EXTRACTED ENTRIES:
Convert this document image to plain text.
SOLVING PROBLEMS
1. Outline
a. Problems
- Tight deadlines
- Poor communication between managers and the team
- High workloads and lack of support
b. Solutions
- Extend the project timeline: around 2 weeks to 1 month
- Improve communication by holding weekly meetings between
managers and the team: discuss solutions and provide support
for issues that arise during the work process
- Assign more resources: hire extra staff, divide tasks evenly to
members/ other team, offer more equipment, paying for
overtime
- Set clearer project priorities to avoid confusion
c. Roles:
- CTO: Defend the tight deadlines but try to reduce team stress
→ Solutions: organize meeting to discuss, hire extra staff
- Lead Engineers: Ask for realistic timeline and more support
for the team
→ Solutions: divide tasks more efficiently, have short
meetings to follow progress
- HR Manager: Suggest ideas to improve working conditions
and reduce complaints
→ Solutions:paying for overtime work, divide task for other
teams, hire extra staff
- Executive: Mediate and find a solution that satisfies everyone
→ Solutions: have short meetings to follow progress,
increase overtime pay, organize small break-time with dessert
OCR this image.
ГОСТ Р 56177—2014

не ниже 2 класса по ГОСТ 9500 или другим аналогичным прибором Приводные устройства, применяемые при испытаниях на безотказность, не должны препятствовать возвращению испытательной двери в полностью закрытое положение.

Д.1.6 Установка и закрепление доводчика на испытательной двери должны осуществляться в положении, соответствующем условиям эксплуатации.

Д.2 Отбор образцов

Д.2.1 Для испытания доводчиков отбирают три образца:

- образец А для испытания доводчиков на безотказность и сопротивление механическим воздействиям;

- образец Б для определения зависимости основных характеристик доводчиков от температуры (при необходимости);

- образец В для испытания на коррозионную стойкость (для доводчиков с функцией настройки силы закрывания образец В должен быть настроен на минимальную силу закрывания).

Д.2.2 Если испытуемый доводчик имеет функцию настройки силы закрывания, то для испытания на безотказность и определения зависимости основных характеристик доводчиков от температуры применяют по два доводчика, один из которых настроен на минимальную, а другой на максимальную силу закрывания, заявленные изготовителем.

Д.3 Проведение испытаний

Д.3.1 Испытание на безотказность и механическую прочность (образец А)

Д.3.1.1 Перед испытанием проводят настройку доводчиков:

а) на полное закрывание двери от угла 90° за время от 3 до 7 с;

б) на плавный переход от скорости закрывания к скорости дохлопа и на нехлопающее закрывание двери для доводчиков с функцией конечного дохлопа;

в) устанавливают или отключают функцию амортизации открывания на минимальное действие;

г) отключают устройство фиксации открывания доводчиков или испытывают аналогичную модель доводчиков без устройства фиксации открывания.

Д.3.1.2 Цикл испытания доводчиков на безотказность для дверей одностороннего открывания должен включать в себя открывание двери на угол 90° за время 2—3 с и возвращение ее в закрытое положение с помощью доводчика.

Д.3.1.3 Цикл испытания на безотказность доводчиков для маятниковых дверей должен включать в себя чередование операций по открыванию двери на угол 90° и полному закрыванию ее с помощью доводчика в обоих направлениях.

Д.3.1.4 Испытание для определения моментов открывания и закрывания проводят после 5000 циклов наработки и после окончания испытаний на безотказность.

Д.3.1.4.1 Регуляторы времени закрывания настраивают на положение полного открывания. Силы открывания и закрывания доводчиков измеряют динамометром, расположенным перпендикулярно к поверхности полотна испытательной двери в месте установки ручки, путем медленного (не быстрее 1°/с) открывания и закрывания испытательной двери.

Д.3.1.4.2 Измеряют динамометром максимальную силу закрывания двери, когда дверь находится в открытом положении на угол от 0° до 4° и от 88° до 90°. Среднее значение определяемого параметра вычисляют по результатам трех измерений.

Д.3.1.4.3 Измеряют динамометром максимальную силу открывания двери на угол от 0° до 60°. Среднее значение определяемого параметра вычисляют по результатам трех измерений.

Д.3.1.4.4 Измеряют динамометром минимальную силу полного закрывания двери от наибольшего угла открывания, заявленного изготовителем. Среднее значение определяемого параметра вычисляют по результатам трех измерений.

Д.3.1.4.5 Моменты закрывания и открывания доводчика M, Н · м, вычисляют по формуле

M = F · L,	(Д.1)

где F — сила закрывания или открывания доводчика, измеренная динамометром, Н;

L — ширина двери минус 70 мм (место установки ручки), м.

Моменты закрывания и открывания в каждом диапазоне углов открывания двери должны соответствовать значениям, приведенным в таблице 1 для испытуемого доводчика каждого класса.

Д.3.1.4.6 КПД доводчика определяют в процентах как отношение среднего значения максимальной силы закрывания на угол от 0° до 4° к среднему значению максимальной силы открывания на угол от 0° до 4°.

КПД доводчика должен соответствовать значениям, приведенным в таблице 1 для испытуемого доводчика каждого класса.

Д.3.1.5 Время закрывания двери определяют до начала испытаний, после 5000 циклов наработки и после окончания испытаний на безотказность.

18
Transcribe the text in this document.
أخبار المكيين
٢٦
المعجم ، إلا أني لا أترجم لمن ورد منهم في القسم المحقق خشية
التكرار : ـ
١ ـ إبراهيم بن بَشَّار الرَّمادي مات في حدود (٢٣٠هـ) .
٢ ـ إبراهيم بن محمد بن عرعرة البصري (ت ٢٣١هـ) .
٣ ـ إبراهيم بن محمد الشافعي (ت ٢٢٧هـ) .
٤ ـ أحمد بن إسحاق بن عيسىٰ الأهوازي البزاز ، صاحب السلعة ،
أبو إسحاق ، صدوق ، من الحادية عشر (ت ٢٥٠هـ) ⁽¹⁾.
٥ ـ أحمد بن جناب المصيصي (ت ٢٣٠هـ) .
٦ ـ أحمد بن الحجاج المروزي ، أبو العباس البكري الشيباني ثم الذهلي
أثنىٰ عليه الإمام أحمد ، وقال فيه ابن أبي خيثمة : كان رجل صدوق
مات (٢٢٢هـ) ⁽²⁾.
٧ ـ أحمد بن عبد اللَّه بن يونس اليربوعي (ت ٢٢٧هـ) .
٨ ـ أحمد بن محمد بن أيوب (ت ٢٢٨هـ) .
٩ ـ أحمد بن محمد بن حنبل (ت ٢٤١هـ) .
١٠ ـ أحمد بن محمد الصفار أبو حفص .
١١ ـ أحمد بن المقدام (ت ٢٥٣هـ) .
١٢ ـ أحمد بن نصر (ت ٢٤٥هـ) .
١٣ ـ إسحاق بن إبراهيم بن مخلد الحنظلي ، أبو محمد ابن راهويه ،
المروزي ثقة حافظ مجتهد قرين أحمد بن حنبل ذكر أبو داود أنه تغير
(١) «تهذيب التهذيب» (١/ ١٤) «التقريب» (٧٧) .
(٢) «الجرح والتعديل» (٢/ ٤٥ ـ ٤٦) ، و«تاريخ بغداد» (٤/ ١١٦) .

PROMPT:
Check every line of the data, and copy the ones that contain "ГОСТ".

COMPLETED TASK:
ГОСТ Р 56177—2014
не ниже 2 класса по ГОСТ 9500 или другим аналогичным прибором Приводные устройства, применяемые при испытаниях на безотказность, не должны препятствовать возвращению испытательной двери в полностью закрытое положение.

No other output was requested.